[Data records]

::::::::::

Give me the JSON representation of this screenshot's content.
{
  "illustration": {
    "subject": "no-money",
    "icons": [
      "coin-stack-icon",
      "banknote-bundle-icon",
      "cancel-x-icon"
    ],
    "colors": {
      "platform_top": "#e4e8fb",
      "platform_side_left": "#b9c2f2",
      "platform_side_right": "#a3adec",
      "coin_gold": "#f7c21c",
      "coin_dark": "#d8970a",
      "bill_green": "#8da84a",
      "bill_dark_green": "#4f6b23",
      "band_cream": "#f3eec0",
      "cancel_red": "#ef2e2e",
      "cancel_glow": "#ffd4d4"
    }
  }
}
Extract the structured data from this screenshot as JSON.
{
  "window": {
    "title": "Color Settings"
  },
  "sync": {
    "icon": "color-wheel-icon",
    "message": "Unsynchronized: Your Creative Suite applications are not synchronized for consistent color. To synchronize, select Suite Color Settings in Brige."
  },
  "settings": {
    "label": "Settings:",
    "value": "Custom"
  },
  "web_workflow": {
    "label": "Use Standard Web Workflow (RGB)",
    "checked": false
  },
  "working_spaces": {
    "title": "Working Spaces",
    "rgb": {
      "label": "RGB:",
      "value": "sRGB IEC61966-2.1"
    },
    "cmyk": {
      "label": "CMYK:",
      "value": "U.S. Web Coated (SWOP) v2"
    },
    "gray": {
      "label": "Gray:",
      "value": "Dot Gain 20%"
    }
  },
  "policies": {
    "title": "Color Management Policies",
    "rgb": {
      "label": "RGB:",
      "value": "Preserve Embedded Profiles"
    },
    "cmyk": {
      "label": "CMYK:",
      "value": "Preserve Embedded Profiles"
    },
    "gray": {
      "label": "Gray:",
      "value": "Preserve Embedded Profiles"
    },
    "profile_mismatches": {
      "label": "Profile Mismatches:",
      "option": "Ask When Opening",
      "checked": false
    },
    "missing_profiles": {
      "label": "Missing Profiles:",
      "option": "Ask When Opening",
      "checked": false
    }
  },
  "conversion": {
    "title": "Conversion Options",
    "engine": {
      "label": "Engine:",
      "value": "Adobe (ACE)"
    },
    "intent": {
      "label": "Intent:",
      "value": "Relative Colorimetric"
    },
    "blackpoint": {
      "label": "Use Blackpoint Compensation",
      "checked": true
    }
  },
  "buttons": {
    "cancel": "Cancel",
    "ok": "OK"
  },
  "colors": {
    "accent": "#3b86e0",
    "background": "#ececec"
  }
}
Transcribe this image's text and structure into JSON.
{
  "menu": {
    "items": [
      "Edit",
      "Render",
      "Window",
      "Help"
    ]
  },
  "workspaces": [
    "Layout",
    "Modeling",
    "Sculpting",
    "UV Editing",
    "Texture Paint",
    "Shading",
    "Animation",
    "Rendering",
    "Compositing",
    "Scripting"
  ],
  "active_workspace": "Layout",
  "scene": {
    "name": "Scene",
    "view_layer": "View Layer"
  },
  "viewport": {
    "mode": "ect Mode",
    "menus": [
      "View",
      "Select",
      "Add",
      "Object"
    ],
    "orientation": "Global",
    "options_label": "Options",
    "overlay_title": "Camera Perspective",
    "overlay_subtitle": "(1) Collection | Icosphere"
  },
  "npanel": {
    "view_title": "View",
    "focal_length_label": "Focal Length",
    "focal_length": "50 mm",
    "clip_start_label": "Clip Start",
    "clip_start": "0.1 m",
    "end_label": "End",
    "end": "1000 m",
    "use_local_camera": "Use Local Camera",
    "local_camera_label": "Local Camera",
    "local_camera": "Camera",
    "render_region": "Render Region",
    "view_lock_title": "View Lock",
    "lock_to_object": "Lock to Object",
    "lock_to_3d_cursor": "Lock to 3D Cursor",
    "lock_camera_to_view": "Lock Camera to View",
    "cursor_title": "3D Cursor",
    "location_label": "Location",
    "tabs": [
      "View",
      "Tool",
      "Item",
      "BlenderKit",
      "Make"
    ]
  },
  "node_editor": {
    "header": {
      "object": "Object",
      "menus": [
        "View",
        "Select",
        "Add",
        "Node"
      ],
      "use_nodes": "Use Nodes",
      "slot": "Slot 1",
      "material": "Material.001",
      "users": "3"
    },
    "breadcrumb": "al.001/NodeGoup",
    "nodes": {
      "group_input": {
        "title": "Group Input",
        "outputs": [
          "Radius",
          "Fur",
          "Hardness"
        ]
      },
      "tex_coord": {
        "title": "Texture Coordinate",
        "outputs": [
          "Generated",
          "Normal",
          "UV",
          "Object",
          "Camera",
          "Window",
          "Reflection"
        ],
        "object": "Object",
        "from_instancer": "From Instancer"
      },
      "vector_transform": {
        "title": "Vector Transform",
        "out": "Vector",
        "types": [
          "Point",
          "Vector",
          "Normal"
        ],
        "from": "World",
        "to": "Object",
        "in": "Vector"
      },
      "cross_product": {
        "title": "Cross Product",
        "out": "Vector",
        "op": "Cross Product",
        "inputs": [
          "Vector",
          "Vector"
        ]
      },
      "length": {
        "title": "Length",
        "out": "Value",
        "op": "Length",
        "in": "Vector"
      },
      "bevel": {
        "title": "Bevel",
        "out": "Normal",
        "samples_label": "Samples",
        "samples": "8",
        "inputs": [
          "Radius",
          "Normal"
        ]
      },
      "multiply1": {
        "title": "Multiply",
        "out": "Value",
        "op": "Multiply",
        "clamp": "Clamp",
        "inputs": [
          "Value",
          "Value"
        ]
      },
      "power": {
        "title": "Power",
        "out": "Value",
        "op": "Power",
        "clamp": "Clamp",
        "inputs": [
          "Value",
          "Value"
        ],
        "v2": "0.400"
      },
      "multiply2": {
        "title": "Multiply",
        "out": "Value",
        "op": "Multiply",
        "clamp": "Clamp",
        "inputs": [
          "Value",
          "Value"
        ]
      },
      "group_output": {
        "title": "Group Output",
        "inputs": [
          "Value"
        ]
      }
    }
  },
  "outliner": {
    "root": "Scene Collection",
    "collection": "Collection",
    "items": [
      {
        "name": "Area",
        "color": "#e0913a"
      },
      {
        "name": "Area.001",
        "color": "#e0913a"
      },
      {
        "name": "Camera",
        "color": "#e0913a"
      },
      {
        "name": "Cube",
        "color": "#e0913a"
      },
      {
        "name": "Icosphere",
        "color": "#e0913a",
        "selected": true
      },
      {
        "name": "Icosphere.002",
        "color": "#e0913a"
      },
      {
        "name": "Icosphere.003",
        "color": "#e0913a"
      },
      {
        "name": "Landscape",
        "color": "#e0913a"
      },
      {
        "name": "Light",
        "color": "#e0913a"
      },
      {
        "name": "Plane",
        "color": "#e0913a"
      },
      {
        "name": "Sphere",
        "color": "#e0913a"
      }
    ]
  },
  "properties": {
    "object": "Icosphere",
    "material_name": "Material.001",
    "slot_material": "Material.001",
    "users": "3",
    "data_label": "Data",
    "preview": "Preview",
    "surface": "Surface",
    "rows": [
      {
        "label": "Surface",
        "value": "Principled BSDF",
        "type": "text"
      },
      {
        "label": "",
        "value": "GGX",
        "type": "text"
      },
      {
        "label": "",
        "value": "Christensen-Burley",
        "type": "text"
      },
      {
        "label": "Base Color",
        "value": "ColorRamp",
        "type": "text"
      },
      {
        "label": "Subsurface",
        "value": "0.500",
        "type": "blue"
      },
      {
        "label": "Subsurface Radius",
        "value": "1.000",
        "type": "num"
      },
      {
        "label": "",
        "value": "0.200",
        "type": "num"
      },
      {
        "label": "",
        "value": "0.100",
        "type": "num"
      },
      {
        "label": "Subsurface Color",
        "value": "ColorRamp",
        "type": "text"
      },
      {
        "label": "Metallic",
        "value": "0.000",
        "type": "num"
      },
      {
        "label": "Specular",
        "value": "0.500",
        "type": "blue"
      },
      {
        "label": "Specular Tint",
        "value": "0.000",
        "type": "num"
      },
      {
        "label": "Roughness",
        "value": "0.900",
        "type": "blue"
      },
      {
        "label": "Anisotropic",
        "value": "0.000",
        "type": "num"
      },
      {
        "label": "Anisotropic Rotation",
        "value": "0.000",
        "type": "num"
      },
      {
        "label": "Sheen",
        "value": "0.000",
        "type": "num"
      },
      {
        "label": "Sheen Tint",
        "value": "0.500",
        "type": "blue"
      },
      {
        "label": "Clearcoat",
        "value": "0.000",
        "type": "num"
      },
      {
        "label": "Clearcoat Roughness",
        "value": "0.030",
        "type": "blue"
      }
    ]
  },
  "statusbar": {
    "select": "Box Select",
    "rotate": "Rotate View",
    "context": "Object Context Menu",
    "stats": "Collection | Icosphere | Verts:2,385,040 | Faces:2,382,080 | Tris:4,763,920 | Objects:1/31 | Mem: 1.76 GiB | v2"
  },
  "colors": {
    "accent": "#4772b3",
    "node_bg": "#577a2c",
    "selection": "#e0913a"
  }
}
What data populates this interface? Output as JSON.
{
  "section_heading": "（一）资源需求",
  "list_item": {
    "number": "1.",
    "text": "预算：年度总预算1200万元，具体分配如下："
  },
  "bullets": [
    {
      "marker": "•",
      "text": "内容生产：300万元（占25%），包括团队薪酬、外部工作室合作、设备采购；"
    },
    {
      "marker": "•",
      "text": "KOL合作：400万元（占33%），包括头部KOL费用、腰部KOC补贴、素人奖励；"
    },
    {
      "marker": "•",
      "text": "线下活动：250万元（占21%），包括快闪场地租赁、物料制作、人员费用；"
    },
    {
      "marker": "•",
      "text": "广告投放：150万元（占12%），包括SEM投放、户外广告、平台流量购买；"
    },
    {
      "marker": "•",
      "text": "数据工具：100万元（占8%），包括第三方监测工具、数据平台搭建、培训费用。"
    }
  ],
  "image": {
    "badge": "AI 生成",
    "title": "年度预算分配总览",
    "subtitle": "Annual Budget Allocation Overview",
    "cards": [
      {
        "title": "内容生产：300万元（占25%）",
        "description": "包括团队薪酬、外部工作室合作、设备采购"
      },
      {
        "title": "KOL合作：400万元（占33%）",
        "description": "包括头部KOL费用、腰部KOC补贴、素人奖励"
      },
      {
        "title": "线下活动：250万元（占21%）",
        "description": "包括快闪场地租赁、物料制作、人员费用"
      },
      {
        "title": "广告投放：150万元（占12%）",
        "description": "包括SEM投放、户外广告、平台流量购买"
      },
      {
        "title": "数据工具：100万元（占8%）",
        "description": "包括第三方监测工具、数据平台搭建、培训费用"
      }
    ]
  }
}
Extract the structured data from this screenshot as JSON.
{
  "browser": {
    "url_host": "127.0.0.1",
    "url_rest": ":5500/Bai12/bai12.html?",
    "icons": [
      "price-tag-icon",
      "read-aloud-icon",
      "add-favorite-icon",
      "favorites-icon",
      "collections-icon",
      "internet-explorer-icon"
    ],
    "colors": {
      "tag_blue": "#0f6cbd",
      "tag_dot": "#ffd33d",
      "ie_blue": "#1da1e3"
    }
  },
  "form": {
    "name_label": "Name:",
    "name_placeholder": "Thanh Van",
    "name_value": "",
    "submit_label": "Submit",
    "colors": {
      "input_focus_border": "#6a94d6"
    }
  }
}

::::::::::

Given instruction: Search the lines for "数据平台搭建". Copy each line that has it.

Task response:
      "text": "数据工具：100万元（占8%），包括第三方监测工具、数据平台搭建、培训费用。"
        "description": "包括第三方监测工具、数据平台搭建、培训费用"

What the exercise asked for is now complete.